### Tâche demandée
D'après l'extrait, quel montant la coopérative réclame-t-elle au titre de la participation aux frais fixes ?

### Extrait
- - -
Elle soutient que le retrait de l’E.A.R.L. [Adresse 5] est irrégulier au motif que l’article 11 des statuts impose à tout associé coopérateur désirant ne pas renouveler son engagement de notifier sa décision, par LRAR au moins 3 mois avant la date de fin de cet engagement, au président du Conseil de surveillance ; qu’en l’espèce, la fin du dernier engagement quinquennal de l’E.A.R.L. [Localité 4] expirait le 31 décembre 2019 ; que celle-ci a notifié sa décision de retrait par LRAR du 26 septembre 2019, reçue le 30 septembre 2019 et adressée à Monsieur [Z] [B], président du directoire, ce qui rend cette décision nulle et de nul effet ; que le fait de se retirer 48 heures avant le délai contractuel, en pleine saison de récolte, alors que toutes les ventes sont déjà conclues et toute l’organisation matérielle du traitement des récoltes mises en place, et s’adresser à une personne non habilitée constitue une volonté de nuire.
Elle considère, en tout état de cause que l’E.A.R.L. [Adresse 5] est toujours associée coopérateur de la SCEA «LES MAITRES VIGNERONS DE LA PRESQU’ILE DE SAINT TROPEZ».
La coopérative fait valoir qu’en tout état de cause l’E.A.R.L. [Adresse 5] avait l’obligation d’apporter sa récolte 2019 en application de l’article 8 des statuts dans la mesure où son engagement quinquennal se termine le 31 décembre et non le 30 septembre, que si le Conseil de surveillance peut décider de ne pas mettre à la charge de l’associé coopérateur n’ayant pas respecté tout ou partie de ses engagements une participation aux frais fixes c’est seulement en cas de force majeure, qui n’est pas établi en l’espèce, et pas seulement sur« un juste motif», que l’absence d’apport de sa récolte 2019 à la coopérative pour laquelle ses vins sont des produits phare, constitue donc une faute contractuelle de l’E.A.R.L. [Localité 4].
La coopérative soutient qu’elle a perdu de ce fait plus de 2 millions de chiffre d’affaires, sa crédibilité et des parts de marché dans la mesure où elle a été dans l’impossibilité de proposer une alternative crédible.
Elle chiffre ainsi qu’il suit ses différents préjudices
– Une participation aux frais fixes serait due en application du point 6 de l’article 8 de ses statuts pour un montant de 402 996,96 € TTC,
– Du fait de l’absence d’apport de la récolte 2019, la coopérative se serait trouvée dans l’incapacité d’écouler les stocks de matières sèches spécifiquement réservés à la gamme des vins de l’E.A.R.L. [Adresse 5], il en résulterait un préjudice s’élevait à la somme de 47 739,47 € TTC.
- - -
### Matériel fourni
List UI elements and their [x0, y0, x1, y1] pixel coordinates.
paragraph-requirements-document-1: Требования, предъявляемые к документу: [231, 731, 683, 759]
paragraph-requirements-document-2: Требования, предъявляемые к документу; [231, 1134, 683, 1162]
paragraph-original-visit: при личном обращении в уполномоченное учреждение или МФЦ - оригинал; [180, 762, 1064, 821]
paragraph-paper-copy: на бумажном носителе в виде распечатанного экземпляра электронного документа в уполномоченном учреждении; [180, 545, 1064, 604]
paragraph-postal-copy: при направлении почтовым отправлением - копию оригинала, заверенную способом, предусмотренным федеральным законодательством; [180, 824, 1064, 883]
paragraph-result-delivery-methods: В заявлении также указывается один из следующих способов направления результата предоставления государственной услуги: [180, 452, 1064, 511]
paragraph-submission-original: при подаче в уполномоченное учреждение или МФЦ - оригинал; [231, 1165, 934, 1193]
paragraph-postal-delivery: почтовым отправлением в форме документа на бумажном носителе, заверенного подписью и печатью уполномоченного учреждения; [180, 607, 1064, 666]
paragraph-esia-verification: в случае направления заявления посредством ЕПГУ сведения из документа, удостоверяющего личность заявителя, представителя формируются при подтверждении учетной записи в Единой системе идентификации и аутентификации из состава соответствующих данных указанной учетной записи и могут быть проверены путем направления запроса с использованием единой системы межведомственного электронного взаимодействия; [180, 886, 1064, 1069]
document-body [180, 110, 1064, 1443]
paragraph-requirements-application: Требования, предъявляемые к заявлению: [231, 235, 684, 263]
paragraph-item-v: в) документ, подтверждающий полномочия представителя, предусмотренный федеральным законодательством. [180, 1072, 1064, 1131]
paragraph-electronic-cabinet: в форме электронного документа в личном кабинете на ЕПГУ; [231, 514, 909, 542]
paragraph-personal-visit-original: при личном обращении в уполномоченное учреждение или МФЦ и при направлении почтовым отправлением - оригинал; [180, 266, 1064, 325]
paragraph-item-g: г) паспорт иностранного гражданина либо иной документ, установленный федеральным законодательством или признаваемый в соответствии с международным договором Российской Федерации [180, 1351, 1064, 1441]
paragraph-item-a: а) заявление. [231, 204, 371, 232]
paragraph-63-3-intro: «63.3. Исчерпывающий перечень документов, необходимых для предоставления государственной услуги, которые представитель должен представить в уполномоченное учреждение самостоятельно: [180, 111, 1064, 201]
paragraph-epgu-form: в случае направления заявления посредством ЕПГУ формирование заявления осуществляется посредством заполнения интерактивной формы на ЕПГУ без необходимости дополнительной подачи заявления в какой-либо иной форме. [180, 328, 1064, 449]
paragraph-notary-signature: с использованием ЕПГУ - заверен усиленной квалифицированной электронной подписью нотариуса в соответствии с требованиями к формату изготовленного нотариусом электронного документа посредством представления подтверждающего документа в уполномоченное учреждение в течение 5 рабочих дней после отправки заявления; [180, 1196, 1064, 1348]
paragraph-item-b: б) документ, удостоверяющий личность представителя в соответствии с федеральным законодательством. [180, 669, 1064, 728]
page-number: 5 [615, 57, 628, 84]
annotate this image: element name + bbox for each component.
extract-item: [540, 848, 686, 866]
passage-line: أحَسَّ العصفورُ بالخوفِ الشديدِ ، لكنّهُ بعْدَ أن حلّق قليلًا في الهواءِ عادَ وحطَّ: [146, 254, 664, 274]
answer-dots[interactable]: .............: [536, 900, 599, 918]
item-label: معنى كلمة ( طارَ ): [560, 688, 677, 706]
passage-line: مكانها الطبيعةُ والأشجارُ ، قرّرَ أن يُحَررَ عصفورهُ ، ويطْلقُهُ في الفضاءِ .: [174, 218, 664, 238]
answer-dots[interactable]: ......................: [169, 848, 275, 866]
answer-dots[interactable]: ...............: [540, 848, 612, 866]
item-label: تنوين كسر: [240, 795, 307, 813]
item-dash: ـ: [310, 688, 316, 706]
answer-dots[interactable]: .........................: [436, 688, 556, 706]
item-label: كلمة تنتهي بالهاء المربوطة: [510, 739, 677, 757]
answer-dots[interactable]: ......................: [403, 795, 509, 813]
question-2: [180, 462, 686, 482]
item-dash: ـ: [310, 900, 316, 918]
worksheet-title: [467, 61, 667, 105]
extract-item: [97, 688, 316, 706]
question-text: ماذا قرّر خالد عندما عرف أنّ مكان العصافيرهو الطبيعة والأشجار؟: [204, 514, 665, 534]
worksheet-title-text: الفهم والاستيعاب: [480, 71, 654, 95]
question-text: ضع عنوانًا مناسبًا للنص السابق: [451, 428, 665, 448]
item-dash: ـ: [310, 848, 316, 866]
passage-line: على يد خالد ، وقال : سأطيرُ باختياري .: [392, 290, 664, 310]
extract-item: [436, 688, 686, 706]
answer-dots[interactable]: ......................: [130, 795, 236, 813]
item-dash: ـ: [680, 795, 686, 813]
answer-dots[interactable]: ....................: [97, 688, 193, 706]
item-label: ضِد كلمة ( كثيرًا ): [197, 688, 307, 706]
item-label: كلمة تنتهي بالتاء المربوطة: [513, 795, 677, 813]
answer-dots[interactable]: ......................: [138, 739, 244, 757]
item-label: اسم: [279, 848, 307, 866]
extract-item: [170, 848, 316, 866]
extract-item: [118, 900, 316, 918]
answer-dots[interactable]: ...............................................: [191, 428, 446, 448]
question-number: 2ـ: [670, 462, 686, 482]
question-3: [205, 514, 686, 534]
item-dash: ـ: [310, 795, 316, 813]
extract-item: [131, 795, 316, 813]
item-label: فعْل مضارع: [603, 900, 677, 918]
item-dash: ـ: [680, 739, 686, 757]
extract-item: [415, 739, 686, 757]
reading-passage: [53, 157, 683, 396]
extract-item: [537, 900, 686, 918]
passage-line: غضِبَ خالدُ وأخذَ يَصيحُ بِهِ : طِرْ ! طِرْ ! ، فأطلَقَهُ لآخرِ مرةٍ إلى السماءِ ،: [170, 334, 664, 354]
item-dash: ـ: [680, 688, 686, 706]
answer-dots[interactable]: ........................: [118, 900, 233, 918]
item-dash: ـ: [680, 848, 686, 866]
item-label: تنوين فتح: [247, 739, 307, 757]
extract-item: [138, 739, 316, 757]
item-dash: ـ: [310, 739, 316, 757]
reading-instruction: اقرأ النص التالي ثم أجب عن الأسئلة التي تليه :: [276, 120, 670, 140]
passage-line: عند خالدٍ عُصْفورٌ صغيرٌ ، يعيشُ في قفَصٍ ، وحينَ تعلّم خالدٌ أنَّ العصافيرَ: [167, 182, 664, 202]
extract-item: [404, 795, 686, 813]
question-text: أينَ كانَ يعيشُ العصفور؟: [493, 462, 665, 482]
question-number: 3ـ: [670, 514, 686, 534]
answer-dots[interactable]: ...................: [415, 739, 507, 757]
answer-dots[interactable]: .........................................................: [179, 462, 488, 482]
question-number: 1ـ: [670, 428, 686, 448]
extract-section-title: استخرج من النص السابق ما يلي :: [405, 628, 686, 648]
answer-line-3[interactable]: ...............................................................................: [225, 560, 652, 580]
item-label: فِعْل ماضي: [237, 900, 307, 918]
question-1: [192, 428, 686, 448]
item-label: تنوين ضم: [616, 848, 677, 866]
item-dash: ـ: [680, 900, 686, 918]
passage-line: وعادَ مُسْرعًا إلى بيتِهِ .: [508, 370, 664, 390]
- - -
### Réponse complète
402 996,96 € TTC.